● **Consigna 1**
Responde a estas preguntas sobre el texto de la Feria del Libro:
(a) ¿En qué fecha tuvo lugar la firma en la Feria del Libro de Madrid?
(b) ¿Qué país era el invitado de la feria?
(c) ¿Cuántas páginas tenía la sección de cultura del periódico local y cuántas la de deportes?

● **Texto para leer**
★ ★ ★ ★

Euforia y decepción

euforias

(10/06/2019) La euforia, ese estado mental propenso al optimismo que visita de vez en cuando a quien no sabe dónde pisa (que de saberlo, otro gallo cantaría), ese chute de fuerza y brío que nos permite soportar lo insoportable, me visitó, alevosa y diurna, tras firmar en la Feria del Libro de Madrid el pasado uno de junio. No era para menos. Firmar por primera vez donde lo han hecho o lo hacen las vacas sagradas del libro o a quienes uno considera vacas sagradas que vaya usted a saber y haber vendido todos los ejemplares que la editorial (pequeña y prudente) había acercado a la capital del reino, era motivo más que sobrado para sucumbir a ese estado engañoso y caduco que llamamos euforia.

 Borracho de entusiasmo (que no de vanidad, no nos confundamos), pasado el fin de semana y ya de vuelta a esta ciudad contada me dispuse a abrir el periódico local que presume, con razón, de ser decano de la prensa española y de haber tenido como director al gran Miguel Delibes.

 Era lunes por la mañana y quería ver la cobertura que el diario daba a la Feria del Libro que, como la madrileña, se había abierto el mismo día en la ciudad que baña el Pisuerga.

 Y entonces llegó lo que les dije. La espada vengadora de euforias y entusiasmos que viaja junto a nosotros para asestar un tajo a nuestra dicha cuando más distraídos estamos. Para que caigamos del caballo cual Saulos arrepentidos. Para amonestarnos como lo hacían aquellos esclavos que acompañaban a los emperadores romanos para frenar su vanidad (aquí sí, vanitas vanitatis) amonestándoles con un “recuerda que eres mortal” que los ponía en su sitio mientras sostenían una corona de laurel sobre su augusta cabeza… Memento mori, memento mori…

 Suponía, en mi ingenuidad, que la sección de cultura, esa que cada día adelgaza más sus páginas, enferma de bulimia y constreñida entre la política y el deporte, habría engordado por fin alimentándose de las novedades de la feria, de escritores llegados de aquí o de allá para rendir pleitesía a sus lectores, de poetas premiados o autopremiados en todos los foros, de entrevistas literarias a los agentes del país invitado (Francia en este caso), de yo que sé…

 Pero no. La sección de cultura, como si  contrariase la ley de la gravedad, las leyes de Newton y todas las leyes de la racionalidad humana, contaba con tres escuálidas páginas mientras que la de deportes lo hacía con doce. Doce vacas gordas frente a tres vacas famélicas que apenas lograban tener visibilidad en el diario.

★ ★ ★ ★

● **Consigna 2**
Identifica y copia cada línea de las entradas que contenga la palabra "bounding". Se distinguen mayúsculas y minúsculas.

[Entradas de anotación de diseño]
★ ★ ★ ★

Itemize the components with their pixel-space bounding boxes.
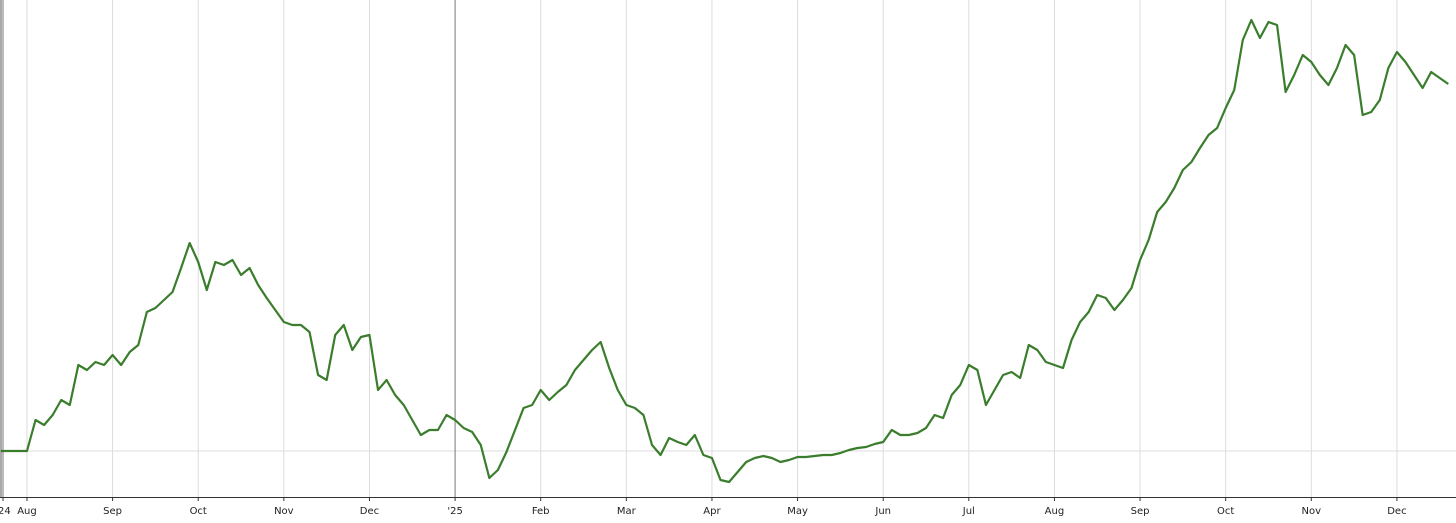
x-tick-label: Aug: [17, 506, 37, 517]
x-tick-label: Oct: [190, 506, 207, 517]
x-tick-label: Dec: [360, 506, 379, 517]
x-tick-label: May: [787, 506, 808, 517]
x-tick-label: Nov: [1302, 506, 1322, 517]
x-tick-label: Dec: [1387, 506, 1406, 517]
x-tick-label: Jul: [962, 506, 975, 517]
x-tick-label: Mar: [617, 506, 637, 517]
x-tick-label: Oct: [1217, 506, 1234, 517]
price-line: [1, 18, 1449, 484]
x-tick-label: Apr: [703, 506, 721, 517]
x-tick-label: Nov: [274, 506, 294, 517]
x-tick-label: Jun: [874, 506, 891, 517]
x-tick-label: Sep: [103, 506, 122, 517]
x-tick-label: Aug: [1045, 506, 1065, 517]
x-tick-label: Sep: [1131, 506, 1150, 517]
x-tick-label: Feb: [532, 506, 550, 517]
x-tick-label: '25: [447, 506, 462, 517]
x-tick-label: '24: [0, 506, 11, 517]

★ ★ ★ ★

● **Respuesta final 1**
(a) El uno de junio.
(b) Francia.
(c) La de cultura tenía tres páginas y la de deportes, doce.

● **Respuesta final 2**
Itemize the components with their pixel-space bounding boxes.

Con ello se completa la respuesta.